_EXERCISE:_
Copy everything in the data below from the line containing "calendar-day[interactable]: 12 [1024, 666, 1090, 718]" down to the line containing "calendar-day[interactable]: 5 [1024, 614, 1090, 666]", swapping "June 2024" for "July 2024" and keeping every other part the same.

---------- DATA LINES ----------

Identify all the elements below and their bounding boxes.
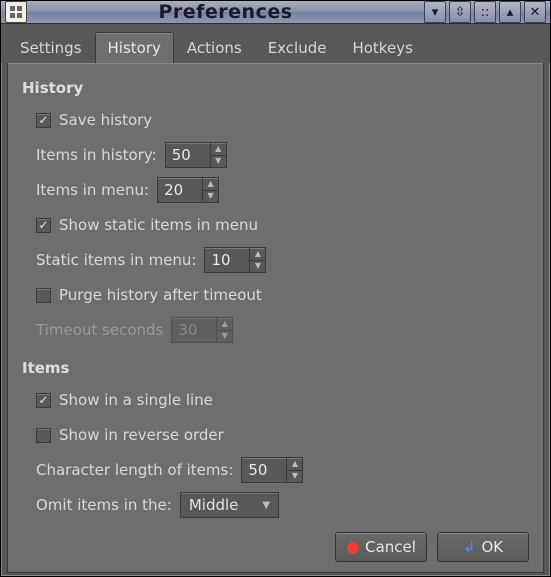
row-single-line: Show in a single line: [36, 387, 529, 413]
row-char-length: Character length of items: 50 ▲▼: [36, 457, 529, 483]
checkbox-reverse-order[interactable]: [36, 428, 51, 443]
spin-up-icon[interactable]: ▲: [211, 143, 226, 156]
label-items-in-menu: Items in menu:: [36, 181, 149, 199]
row-timeout-seconds: Timeout seconds 30 ▲▼: [36, 317, 529, 343]
label-items-in-history: Items in history:: [36, 146, 157, 164]
spin-up-icon[interactable]: ▲: [250, 248, 265, 261]
row-items-in-history: Items in history: 50 ▲▼: [36, 142, 529, 168]
row-reverse-order: Show in reverse order: [36, 422, 529, 448]
spinbox-value[interactable]: 10: [205, 248, 249, 272]
spinbox-value: 30: [172, 318, 216, 342]
ok-button-label: OK: [481, 538, 503, 556]
label-save-history: Save history: [59, 111, 152, 129]
cancel-icon: ●: [346, 540, 359, 555]
sticky-button[interactable]: ::: [474, 1, 496, 23]
label-char-length: Character length of items:: [36, 461, 233, 479]
window-controls: ▾ ⇳ :: ▴ ✕: [424, 1, 546, 23]
section-title-items: Items: [22, 359, 529, 377]
tab-actions[interactable]: Actions: [174, 32, 255, 63]
tab-panel-history: History Save history Items in history: 5…: [7, 63, 544, 573]
label-omit: Omit items in the:: [36, 496, 172, 514]
spinbox-timeout-seconds: 30 ▲▼: [171, 317, 233, 343]
tab-hotkeys[interactable]: Hotkeys: [339, 32, 425, 63]
app-icon: [5, 1, 27, 23]
row-items-in-menu: Items in menu: 20 ▲▼: [36, 177, 529, 203]
spinbox-static-items-in-menu[interactable]: 10 ▲▼: [204, 247, 266, 273]
spin-down-icon: ▼: [217, 331, 232, 343]
row-save-history: Save history: [36, 107, 529, 133]
spinbox-value[interactable]: 50: [166, 143, 210, 167]
checkbox-single-line[interactable]: [36, 393, 51, 408]
spinbox-char-length[interactable]: 50 ▲▼: [241, 457, 303, 483]
checkbox-purge-after-timeout[interactable]: [36, 288, 51, 303]
preferences-window: Preferences ▾ ⇳ :: ▴ ✕ Settings History …: [0, 0, 551, 577]
shade-up-button[interactable]: ⇳: [449, 1, 471, 23]
spin-up-icon[interactable]: ▲: [287, 458, 302, 471]
row-omit: Omit items in the: Middle ▼: [36, 492, 529, 518]
cancel-button-label: Cancel: [365, 538, 416, 556]
chevron-down-icon: ▼: [262, 500, 270, 511]
spinbox-value[interactable]: 20: [158, 178, 202, 202]
label-reverse-order: Show in reverse order: [59, 426, 224, 444]
checkbox-save-history[interactable]: [36, 113, 51, 128]
row-static-items-in-menu: Static items in menu: 10 ▲▼: [36, 247, 529, 273]
spinbox-items-in-history[interactable]: 50 ▲▼: [165, 142, 227, 168]
spin-down-icon[interactable]: ▼: [287, 471, 302, 483]
section-title-history: History: [22, 79, 529, 97]
tab-history[interactable]: History: [95, 32, 174, 63]
dropdown-selected: Middle: [189, 496, 239, 514]
tab-settings[interactable]: Settings: [7, 32, 95, 63]
label-purge-after-timeout: Purge history after timeout: [59, 286, 262, 304]
maximize-button[interactable]: ▴: [499, 1, 521, 23]
spin-up-icon: ▲: [217, 318, 232, 331]
close-button[interactable]: ✕: [524, 1, 546, 23]
titlebar: Preferences ▾ ⇳ :: ▴ ✕: [1, 1, 550, 24]
spin-down-icon[interactable]: ▼: [203, 191, 218, 203]
row-show-static: Show static items in menu: [36, 212, 529, 238]
spin-up-icon[interactable]: ▲: [203, 178, 218, 191]
spinbox-value[interactable]: 50: [242, 458, 286, 482]
dialog-buttons: ● Cancel ↲ OK: [22, 518, 529, 562]
ok-button[interactable]: ↲ OK: [437, 532, 529, 562]
tab-exclude[interactable]: Exclude: [255, 32, 340, 63]
dropdown-omit[interactable]: Middle ▼: [180, 492, 279, 518]
label-static-items-in-menu: Static items in menu:: [36, 251, 196, 269]
spin-down-icon[interactable]: ▼: [250, 261, 265, 273]
ok-icon: ↲: [463, 540, 476, 555]
row-purge-after-timeout: Purge history after timeout: [36, 282, 529, 308]
window-title: Preferences: [33, 1, 418, 23]
cancel-button[interactable]: ● Cancel: [335, 532, 427, 562]
label-show-static: Show static items in menu: [59, 216, 258, 234]
spin-down-icon[interactable]: ▼: [211, 156, 226, 168]
checkbox-show-static[interactable]: [36, 218, 51, 233]
tab-bar: Settings History Actions Exclude Hotkeys: [1, 24, 550, 63]
spinbox-items-in-menu[interactable]: 20 ▲▼: [157, 177, 219, 203]
label-timeout-seconds: Timeout seconds: [36, 321, 163, 339]
shade-down-button[interactable]: ▾: [424, 1, 446, 23]
label-single-line: Show in a single line: [59, 391, 213, 409]
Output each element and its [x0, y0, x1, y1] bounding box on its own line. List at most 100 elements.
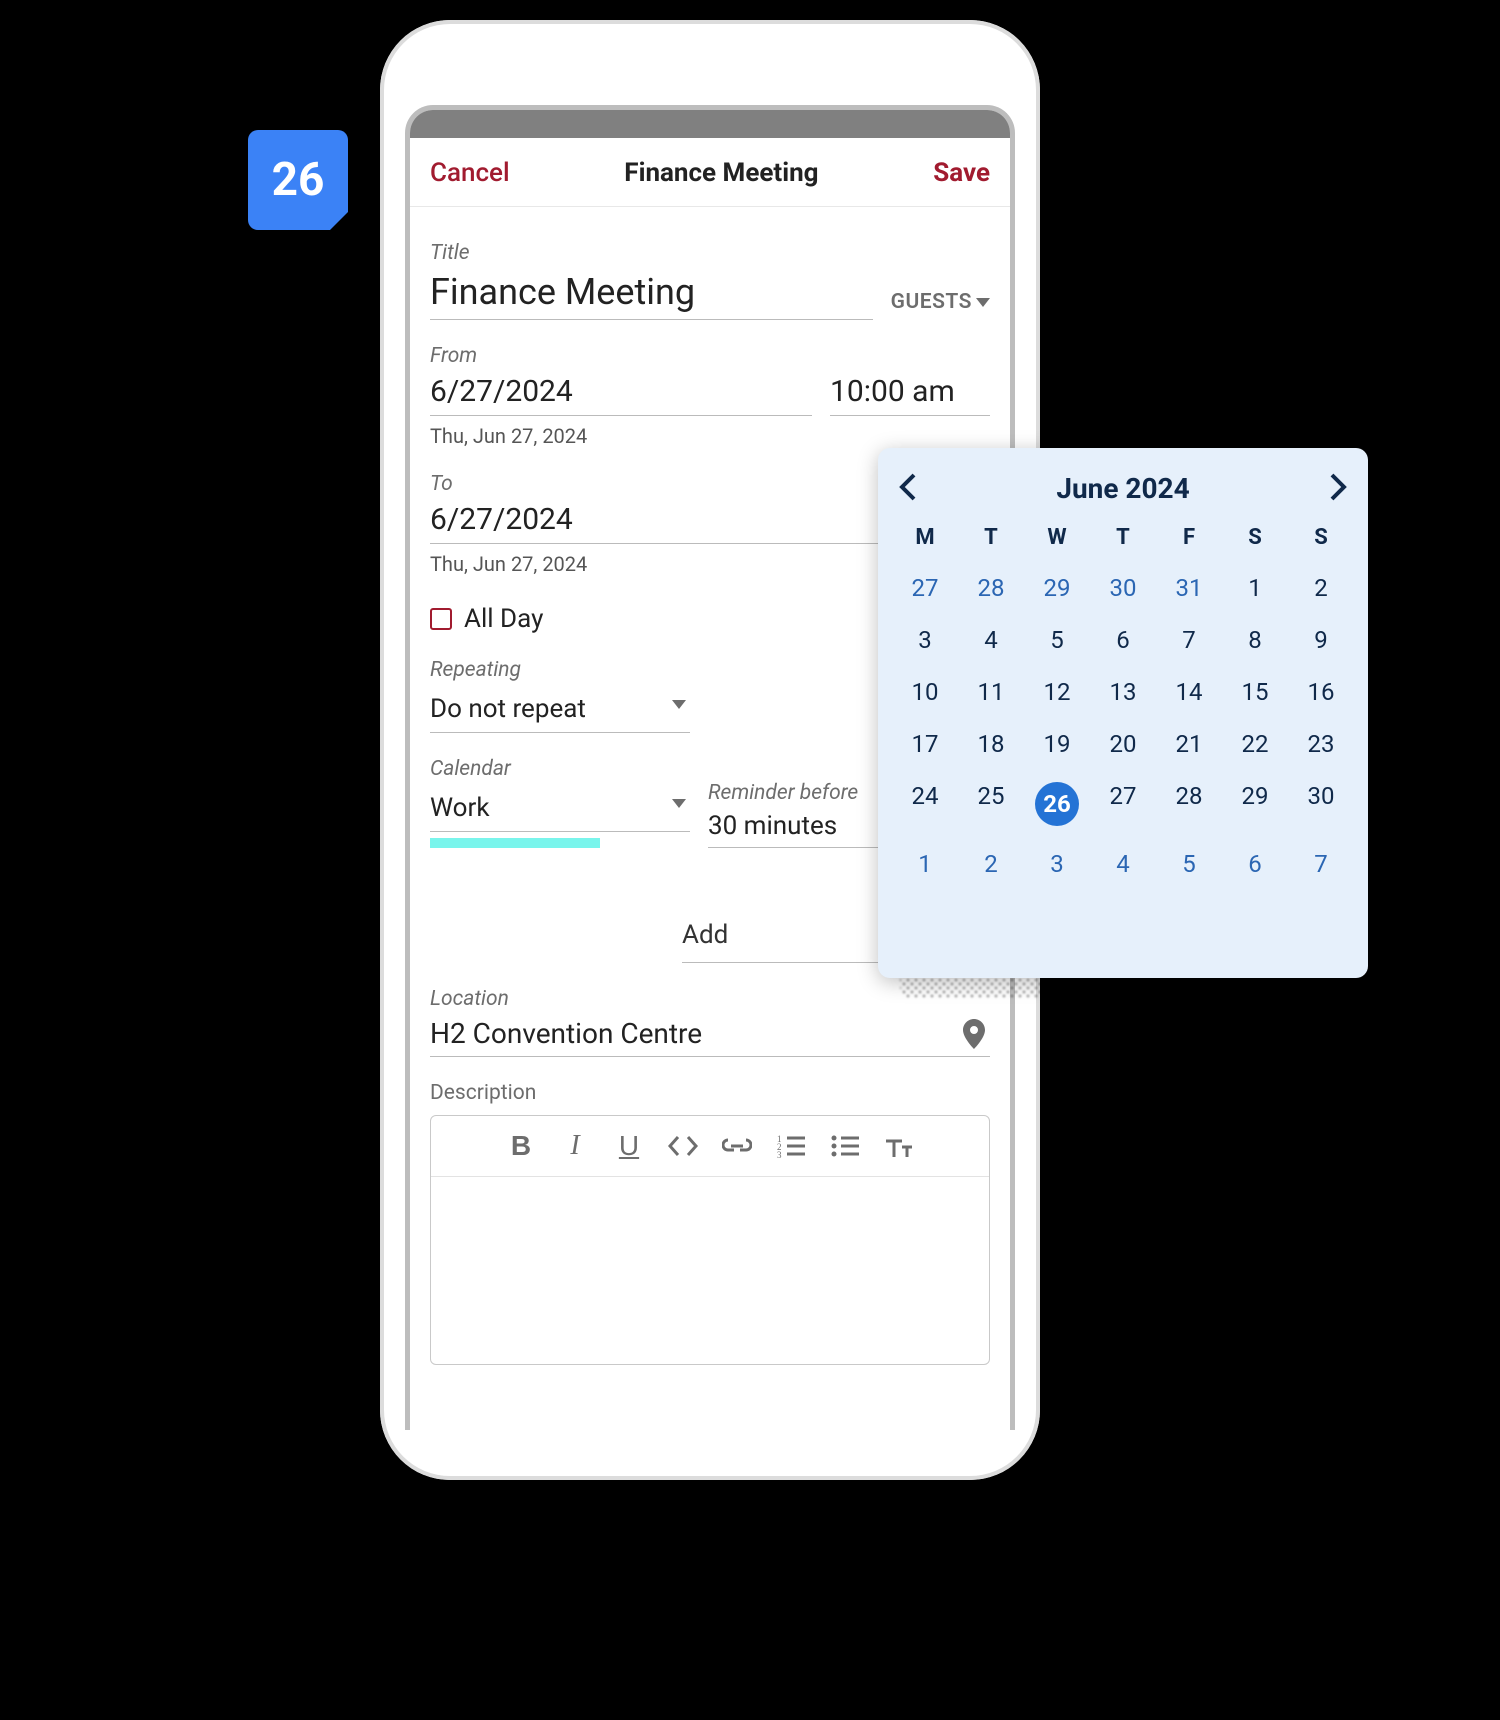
calendar-day[interactable]: 12 [1024, 666, 1090, 718]
bullet-list-icon[interactable] [829, 1130, 861, 1162]
calendar-day[interactable]: 6 [1222, 838, 1288, 890]
checkbox-icon [430, 608, 452, 630]
calendar-day[interactable]: 7 [1288, 838, 1354, 890]
calendar-day[interactable]: 31 [1156, 562, 1222, 614]
calendar-month-label: June 2024 [1056, 472, 1189, 505]
calendar-day[interactable]: 30 [1288, 770, 1354, 838]
calendar-day[interactable]: 18 [958, 718, 1024, 770]
link-icon[interactable] [721, 1130, 753, 1162]
calendar-day[interactable]: 27 [1090, 770, 1156, 838]
calendar-day[interactable]: 27 [892, 562, 958, 614]
guests-button[interactable]: GUESTS [891, 290, 990, 314]
calendar-day[interactable]: 17 [892, 718, 958, 770]
calendar-week: 10111213141516 [892, 666, 1354, 718]
calendar-day[interactable]: 5 [1024, 614, 1090, 666]
calendar-day[interactable]: 1 [1222, 562, 1288, 614]
calendar-day[interactable]: 24 [892, 770, 958, 838]
calendar-day[interactable]: 11 [958, 666, 1024, 718]
calendar-week: 3456789 [892, 614, 1354, 666]
calendar-day[interactable]: 6 [1090, 614, 1156, 666]
calendar-day[interactable]: 28 [1156, 770, 1222, 838]
title-label: Title [430, 241, 990, 265]
calendar-day[interactable]: 25 [958, 770, 1024, 838]
from-date-sub: Thu, Jun 27, 2024 [430, 424, 990, 448]
italic-icon[interactable]: I [559, 1130, 591, 1162]
calendar-week: 24252627282930 [892, 770, 1354, 838]
code-icon[interactable] [667, 1130, 699, 1162]
ordered-list-icon[interactable]: 123 [775, 1130, 807, 1162]
calendar-day[interactable]: 4 [958, 614, 1024, 666]
calendar-weekday: M [892, 525, 958, 550]
calendar-day[interactable]: 19 [1024, 718, 1090, 770]
calendar-day[interactable]: 26 [1024, 770, 1090, 838]
calendar-select[interactable]: Work [430, 787, 690, 832]
calendar-day[interactable]: 3 [1024, 838, 1090, 890]
calendar-day[interactable]: 13 [1090, 666, 1156, 718]
navbar: Cancel Finance Meeting Save [410, 138, 1010, 207]
calendar-weekday: S [1288, 525, 1354, 550]
calendar-app-badge: 26 [248, 130, 348, 230]
prev-month-button[interactable] [898, 473, 918, 505]
calendar-badge-day: 26 [272, 153, 325, 207]
underline-icon[interactable]: U [613, 1130, 645, 1162]
calendar-weekday: T [1090, 525, 1156, 550]
description-editor[interactable]: B I U 123 [430, 1115, 990, 1365]
calendar-day[interactable]: 20 [1090, 718, 1156, 770]
calendar-value: Work [430, 793, 490, 823]
calendar-weekday: W [1024, 525, 1090, 550]
calendar-week: 17181920212223 [892, 718, 1354, 770]
page-title: Finance Meeting [624, 158, 818, 188]
calendar-day[interactable]: 5 [1156, 838, 1222, 890]
calendar-day[interactable]: 29 [1024, 562, 1090, 614]
next-month-button[interactable] [1328, 473, 1348, 505]
editor-toolbar: B I U 123 [431, 1116, 989, 1177]
calendar-day[interactable]: 2 [1288, 562, 1354, 614]
calendar-day[interactable]: 22 [1222, 718, 1288, 770]
chevron-down-icon [976, 298, 990, 307]
location-pin-icon[interactable] [962, 1019, 986, 1053]
calendar-weekday: S [1222, 525, 1288, 550]
calendar-day[interactable]: 3 [892, 614, 958, 666]
calendar-day[interactable]: 30 [1090, 562, 1156, 614]
calendar-label: Calendar [430, 757, 690, 781]
location-input[interactable]: H2 Convention Centre [430, 1017, 990, 1057]
calendar-day[interactable]: 15 [1222, 666, 1288, 718]
all-day-label: All Day [464, 604, 543, 634]
from-label: From [430, 344, 990, 368]
calendar-day[interactable]: 21 [1156, 718, 1222, 770]
date-picker-popup: June 2024 MTWTFSS 2728293031123456789101… [878, 448, 1368, 978]
from-time-input[interactable]: 10:00 am [830, 374, 990, 416]
calendar-weekday-row: MTWTFSS [892, 525, 1354, 550]
calendar-weekday: F [1156, 525, 1222, 550]
bold-icon[interactable]: B [505, 1130, 537, 1162]
repeating-value: Do not repeat [430, 694, 586, 724]
calendar-day[interactable]: 23 [1288, 718, 1354, 770]
calendar-week: 272829303112 [892, 562, 1354, 614]
calendar-day[interactable]: 28 [958, 562, 1024, 614]
calendar-day[interactable]: 9 [1288, 614, 1354, 666]
title-input[interactable]: Finance Meeting [430, 271, 873, 320]
repeating-select[interactable]: Do not repeat [430, 688, 690, 733]
status-bar [410, 110, 1010, 138]
calendar-grid: 2728293031123456789101112131415161718192… [892, 562, 1354, 890]
calendar-day[interactable]: 1 [892, 838, 958, 890]
calendar-day[interactable]: 7 [1156, 614, 1222, 666]
save-button[interactable]: Save [933, 158, 990, 188]
calendar-day[interactable]: 10 [892, 666, 958, 718]
calendar-weekday: T [958, 525, 1024, 550]
text-size-icon[interactable] [883, 1130, 915, 1162]
calendar-day[interactable]: 16 [1288, 666, 1354, 718]
chevron-down-icon [672, 799, 686, 808]
calendar-day[interactable]: 8 [1222, 614, 1288, 666]
chevron-down-icon [672, 700, 686, 709]
calendar-day[interactable]: 14 [1156, 666, 1222, 718]
description-label: Description [430, 1081, 990, 1105]
calendar-color-swatch [430, 838, 600, 848]
cancel-button[interactable]: Cancel [430, 158, 510, 188]
from-date-input[interactable]: 6/27/2024 [430, 374, 812, 416]
calendar-day[interactable]: 4 [1090, 838, 1156, 890]
calendar-day[interactable]: 29 [1222, 770, 1288, 838]
svg-text:3: 3 [777, 1150, 782, 1158]
calendar-week: 1234567 [892, 838, 1354, 890]
calendar-day[interactable]: 2 [958, 838, 1024, 890]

----------

_FULL SOLUTION:_
calendar-day[interactable]: 12 [1024, 666, 1090, 718]
bullet-list-icon[interactable] [829, 1130, 861, 1162]
calendar-day[interactable]: 6 [1222, 838, 1288, 890]
checkbox-icon [430, 608, 452, 630]
calendar-day[interactable]: 7 [1288, 838, 1354, 890]
calendar-day[interactable]: 31 [1156, 562, 1222, 614]
calendar-month-label: July 2024 [1056, 472, 1189, 505]
calendar-day[interactable]: 30 [1288, 770, 1354, 838]
calendar-day[interactable]: 18 [958, 718, 1024, 770]
link-icon[interactable] [721, 1130, 753, 1162]
calendar-day[interactable]: 27 [1090, 770, 1156, 838]
calendar-day[interactable]: 27 [892, 562, 958, 614]
guests-button[interactable]: GUESTS [891, 290, 990, 314]
calendar-day[interactable]: 17 [892, 718, 958, 770]
calendar-week: 10111213141516 [892, 666, 1354, 718]
calendar-day[interactable]: 5 [1024, 614, 1090, 666]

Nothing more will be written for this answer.